Task goal
Can you quote the records below in full, word for word?

[Begin Data lines]

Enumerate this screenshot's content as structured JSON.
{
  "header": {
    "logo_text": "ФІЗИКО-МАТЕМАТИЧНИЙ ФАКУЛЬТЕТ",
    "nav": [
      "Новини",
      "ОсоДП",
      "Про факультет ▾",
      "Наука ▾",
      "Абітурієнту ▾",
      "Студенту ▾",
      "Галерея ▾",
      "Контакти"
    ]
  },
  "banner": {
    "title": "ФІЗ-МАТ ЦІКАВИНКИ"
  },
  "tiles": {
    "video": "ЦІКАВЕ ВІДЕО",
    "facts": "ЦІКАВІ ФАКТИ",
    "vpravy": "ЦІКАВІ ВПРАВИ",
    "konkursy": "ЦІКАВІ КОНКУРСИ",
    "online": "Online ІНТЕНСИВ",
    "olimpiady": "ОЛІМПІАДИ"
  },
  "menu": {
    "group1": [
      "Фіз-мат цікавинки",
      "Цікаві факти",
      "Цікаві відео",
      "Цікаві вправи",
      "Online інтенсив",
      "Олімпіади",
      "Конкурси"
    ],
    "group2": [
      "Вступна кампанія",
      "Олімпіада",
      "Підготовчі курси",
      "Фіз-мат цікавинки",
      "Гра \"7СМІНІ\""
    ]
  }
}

[End Data lines]

Reply to the task
Enumerate this screenshot's content as structured JSON.
{
  "header": {
    "logo_text": "ФІЗИКО-МАТЕМАТИЧНИЙ ФАКУЛЬТЕТ",
    "nav": [
      "Новини",
      "ОсоДП",
      "Про факультет ▾",
      "Наука ▾",
      "Абітурієнту ▾",
      "Студенту ▾",
      "Галерея ▾",
      "Контакти"
    ]
  },
  "banner": {
    "title": "ФІЗ-МАТ ЦІКАВИНКИ"
  },
  "tiles": {
    "video": "ЦІКАВЕ ВІДЕО",
    "facts": "ЦІКАВІ ФАКТИ",
    "vpravy": "ЦІКАВІ ВПРАВИ",
    "konkursy": "ЦІКАВІ КОНКУРСИ",
    "online": "Online ІНТЕНСИВ",
    "olimpiady": "ОЛІМПІАДИ"
  },
  "menu": {
    "group1": [
      "Фіз-мат цікавинки",
      "Цікаві факти",
      "Цікаві відео",
      "Цікаві вправи",
      "Online інтенсив",
      "Олімпіади",
      "Конкурси"
    ],
    "group2": [
      "Вступна кампанія",
      "Олімпіада",
      "Підготовчі курси",
      "Фіз-мат цікавинки",
      "Гра \"7СМІНІ\""
    ]
  }
}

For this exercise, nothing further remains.